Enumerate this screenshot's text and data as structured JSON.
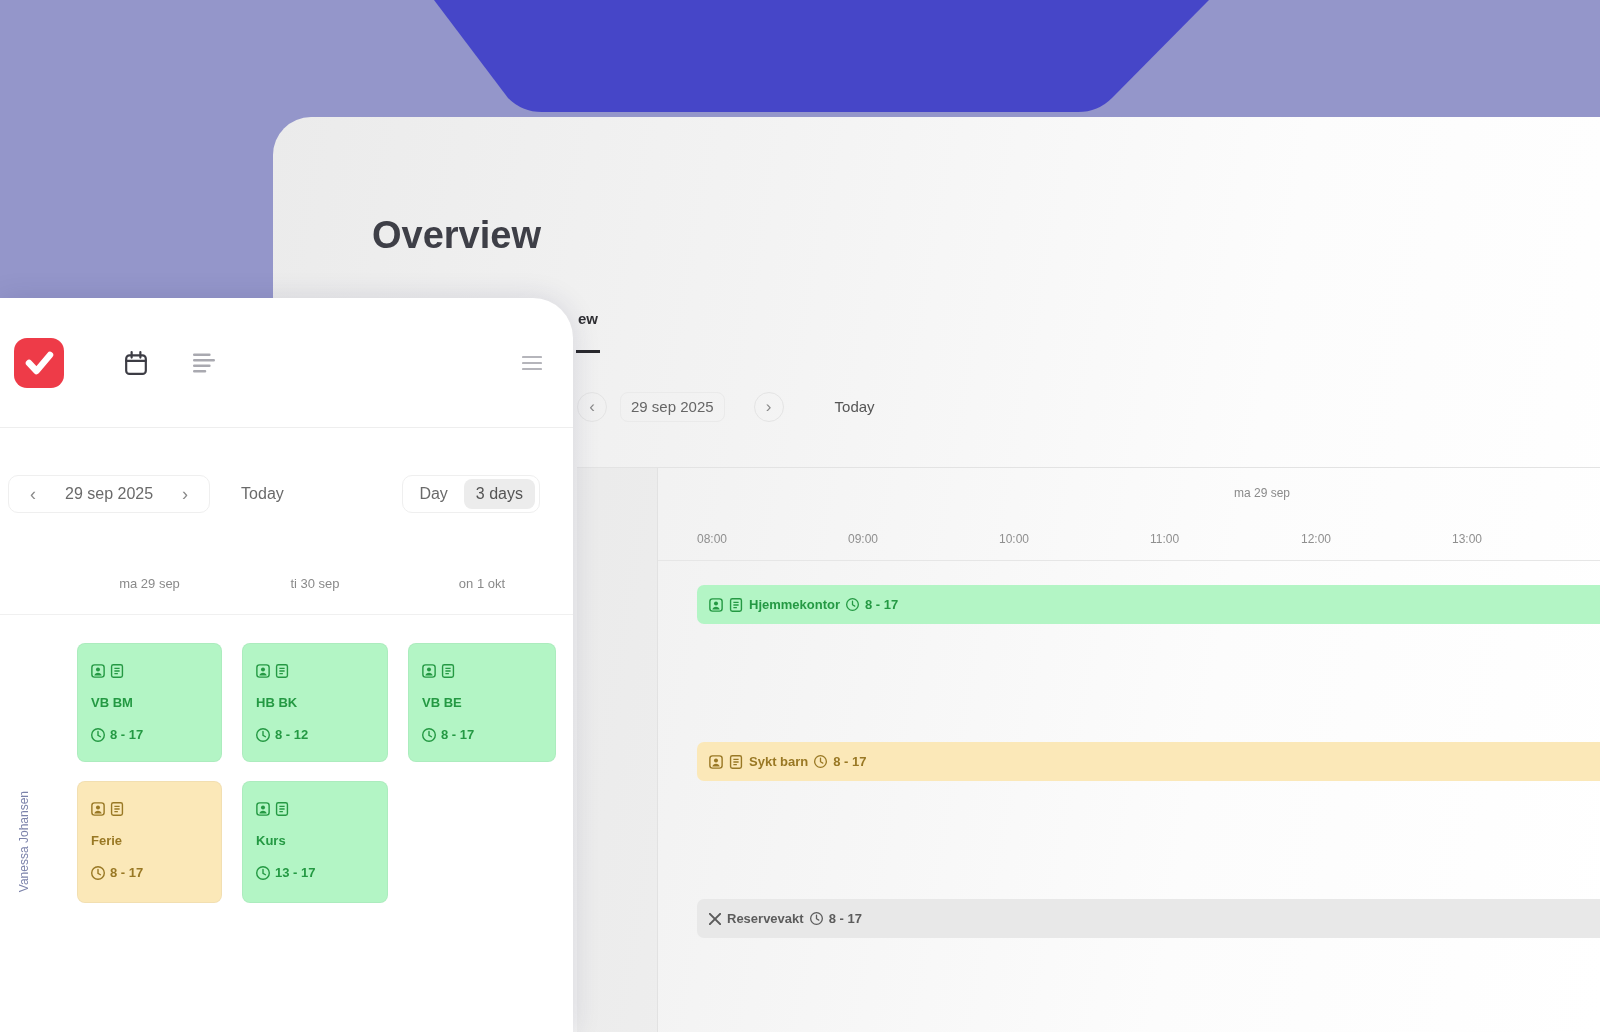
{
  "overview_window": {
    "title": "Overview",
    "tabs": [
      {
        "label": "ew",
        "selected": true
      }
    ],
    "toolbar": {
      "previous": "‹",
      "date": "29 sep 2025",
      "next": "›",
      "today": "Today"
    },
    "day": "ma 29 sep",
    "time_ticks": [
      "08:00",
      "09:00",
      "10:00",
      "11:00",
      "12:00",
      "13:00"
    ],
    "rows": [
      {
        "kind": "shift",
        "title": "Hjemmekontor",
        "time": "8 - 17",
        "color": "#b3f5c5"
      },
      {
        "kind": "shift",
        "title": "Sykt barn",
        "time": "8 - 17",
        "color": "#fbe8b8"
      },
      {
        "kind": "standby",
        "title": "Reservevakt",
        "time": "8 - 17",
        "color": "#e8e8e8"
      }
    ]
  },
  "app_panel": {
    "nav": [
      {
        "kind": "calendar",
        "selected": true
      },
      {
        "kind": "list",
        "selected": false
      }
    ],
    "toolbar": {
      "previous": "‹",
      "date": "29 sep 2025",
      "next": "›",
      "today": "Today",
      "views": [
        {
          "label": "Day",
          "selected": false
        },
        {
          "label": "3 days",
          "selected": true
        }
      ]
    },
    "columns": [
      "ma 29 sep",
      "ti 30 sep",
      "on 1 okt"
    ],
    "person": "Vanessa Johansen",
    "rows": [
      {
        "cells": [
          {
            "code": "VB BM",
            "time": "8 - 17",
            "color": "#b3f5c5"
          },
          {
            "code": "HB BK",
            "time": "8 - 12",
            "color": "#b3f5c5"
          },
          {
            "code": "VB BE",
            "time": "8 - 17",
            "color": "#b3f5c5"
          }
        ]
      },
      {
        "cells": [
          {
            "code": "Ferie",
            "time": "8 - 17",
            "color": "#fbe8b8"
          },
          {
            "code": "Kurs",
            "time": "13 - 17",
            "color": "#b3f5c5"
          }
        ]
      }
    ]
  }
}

*-*-*

-- WORK TO COMPLETE --
Leave out the pictures and transcribe the entries above exactly.

-- ANSWER TO THIS TASK --
Enumerate this screenshot's text and data as structured JSON.
{
  "overview_window": {
    "title": "Overview",
    "tabs": [
      {
        "label": "ew",
        "selected": true
      }
    ],
    "toolbar": {
      "previous": "‹",
      "date": "29 sep 2025",
      "next": "›",
      "today": "Today"
    },
    "day": "ma 29 sep",
    "time_ticks": [
      "08:00",
      "09:00",
      "10:00",
      "11:00",
      "12:00",
      "13:00"
    ],
    "rows": [
      {
        "kind": "shift",
        "title": "Hjemmekontor",
        "time": "8 - 17",
        "color": "#b3f5c5"
      },
      {
        "kind": "shift",
        "title": "Sykt barn",
        "time": "8 - 17",
        "color": "#fbe8b8"
      },
      {
        "kind": "standby",
        "title": "Reservevakt",
        "time": "8 - 17",
        "color": "#e8e8e8"
      }
    ]
  },
  "app_panel": {
    "nav": [
      {
        "kind": "calendar",
        "selected": true
      },
      {
        "kind": "list",
        "selected": false
      }
    ],
    "toolbar": {
      "previous": "‹",
      "date": "29 sep 2025",
      "next": "›",
      "today": "Today",
      "views": [
        {
          "label": "Day",
          "selected": false
        },
        {
          "label": "3 days",
          "selected": true
        }
      ]
    },
    "columns": [
      "ma 29 sep",
      "ti 30 sep",
      "on 1 okt"
    ],
    "person": "Vanessa Johansen",
    "rows": [
      {
        "cells": [
          {
            "code": "VB BM",
            "time": "8 - 17",
            "color": "#b3f5c5"
          },
          {
            "code": "HB BK",
            "time": "8 - 12",
            "color": "#b3f5c5"
          },
          {
            "code": "VB BE",
            "time": "8 - 17",
            "color": "#b3f5c5"
          }
        ]
      },
      {
        "cells": [
          {
            "code": "Ferie",
            "time": "8 - 17",
            "color": "#fbe8b8"
          },
          {
            "code": "Kurs",
            "time": "13 - 17",
            "color": "#b3f5c5"
          }
        ]
      }
    ]
  }
}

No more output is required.